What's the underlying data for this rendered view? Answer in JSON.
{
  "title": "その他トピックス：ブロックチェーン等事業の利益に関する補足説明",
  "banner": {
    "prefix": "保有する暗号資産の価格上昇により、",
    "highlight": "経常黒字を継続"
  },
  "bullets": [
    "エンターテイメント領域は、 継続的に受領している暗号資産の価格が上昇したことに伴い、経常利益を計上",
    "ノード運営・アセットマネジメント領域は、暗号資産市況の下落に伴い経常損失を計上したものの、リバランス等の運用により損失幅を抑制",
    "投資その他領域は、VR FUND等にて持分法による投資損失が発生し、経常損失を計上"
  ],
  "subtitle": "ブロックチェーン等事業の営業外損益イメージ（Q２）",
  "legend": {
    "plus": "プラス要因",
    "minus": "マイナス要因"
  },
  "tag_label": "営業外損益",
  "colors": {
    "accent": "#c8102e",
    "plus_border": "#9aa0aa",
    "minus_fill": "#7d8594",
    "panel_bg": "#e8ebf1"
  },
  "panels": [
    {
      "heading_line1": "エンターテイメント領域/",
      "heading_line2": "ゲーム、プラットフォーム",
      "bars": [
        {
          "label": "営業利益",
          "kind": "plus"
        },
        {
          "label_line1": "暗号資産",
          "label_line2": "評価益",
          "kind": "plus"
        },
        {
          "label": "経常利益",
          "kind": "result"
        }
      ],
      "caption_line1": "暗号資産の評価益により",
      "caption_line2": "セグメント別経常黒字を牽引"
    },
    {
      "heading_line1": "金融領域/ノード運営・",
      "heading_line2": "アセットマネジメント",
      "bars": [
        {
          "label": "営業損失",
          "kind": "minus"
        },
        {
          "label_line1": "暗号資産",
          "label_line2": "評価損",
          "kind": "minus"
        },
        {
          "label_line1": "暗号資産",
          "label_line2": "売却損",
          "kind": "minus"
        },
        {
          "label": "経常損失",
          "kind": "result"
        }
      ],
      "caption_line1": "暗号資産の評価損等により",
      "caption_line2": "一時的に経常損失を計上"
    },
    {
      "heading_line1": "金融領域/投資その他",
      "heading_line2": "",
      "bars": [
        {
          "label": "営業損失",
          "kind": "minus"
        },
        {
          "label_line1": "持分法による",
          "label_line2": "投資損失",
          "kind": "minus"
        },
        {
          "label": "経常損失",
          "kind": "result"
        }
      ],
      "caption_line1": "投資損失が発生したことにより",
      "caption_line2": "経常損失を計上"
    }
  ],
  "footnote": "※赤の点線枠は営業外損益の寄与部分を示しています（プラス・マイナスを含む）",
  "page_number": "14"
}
───
--- Aim of the task ---
Write out the entries above once more, without altering anything.

--- Exercise response ---
What's the underlying data for this rendered view? Answer in JSON.
{
  "title": "その他トピックス：ブロックチェーン等事業の利益に関する補足説明",
  "banner": {
    "prefix": "保有する暗号資産の価格上昇により、",
    "highlight": "経常黒字を継続"
  },
  "bullets": [
    "エンターテイメント領域は、 継続的に受領している暗号資産の価格が上昇したことに伴い、経常利益を計上",
    "ノード運営・アセットマネジメント領域は、暗号資産市況の下落に伴い経常損失を計上したものの、リバランス等の運用により損失幅を抑制",
    "投資その他領域は、VR FUND等にて持分法による投資損失が発生し、経常損失を計上"
  ],
  "subtitle": "ブロックチェーン等事業の営業外損益イメージ（Q２）",
  "legend": {
    "plus": "プラス要因",
    "minus": "マイナス要因"
  },
  "tag_label": "営業外損益",
  "colors": {
    "accent": "#c8102e",
    "plus_border": "#9aa0aa",
    "minus_fill": "#7d8594",
    "panel_bg": "#e8ebf1"
  },
  "panels": [
    {
      "heading_line1": "エンターテイメント領域/",
      "heading_line2": "ゲーム、プラットフォーム",
      "bars": [
        {
          "label": "営業利益",
          "kind": "plus"
        },
        {
          "label_line1": "暗号資産",
          "label_line2": "評価益",
          "kind": "plus"
        },
        {
          "label": "経常利益",
          "kind": "result"
        }
      ],
      "caption_line1": "暗号資産の評価益により",
      "caption_line2": "セグメント別経常黒字を牽引"
    },
    {
      "heading_line1": "金融領域/ノード運営・",
      "heading_line2": "アセットマネジメント",
      "bars": [
        {
          "label": "営業損失",
          "kind": "minus"
        },
        {
          "label_line1": "暗号資産",
          "label_line2": "評価損",
          "kind": "minus"
        },
        {
          "label_line1": "暗号資産",
          "label_line2": "売却損",
          "kind": "minus"
        },
        {
          "label": "経常損失",
          "kind": "result"
        }
      ],
      "caption_line1": "暗号資産の評価損等により",
      "caption_line2": "一時的に経常損失を計上"
    },
    {
      "heading_line1": "金融領域/投資その他",
      "heading_line2": "",
      "bars": [
        {
          "label": "営業損失",
          "kind": "minus"
        },
        {
          "label_line1": "持分法による",
          "label_line2": "投資損失",
          "kind": "minus"
        },
        {
          "label": "経常損失",
          "kind": "result"
        }
      ],
      "caption_line1": "投資損失が発生したことにより",
      "caption_line2": "経常損失を計上"
    }
  ],
  "footnote": "※赤の点線枠は営業外損益の寄与部分を示しています（プラス・マイナスを含む）",
  "page_number": "14"
}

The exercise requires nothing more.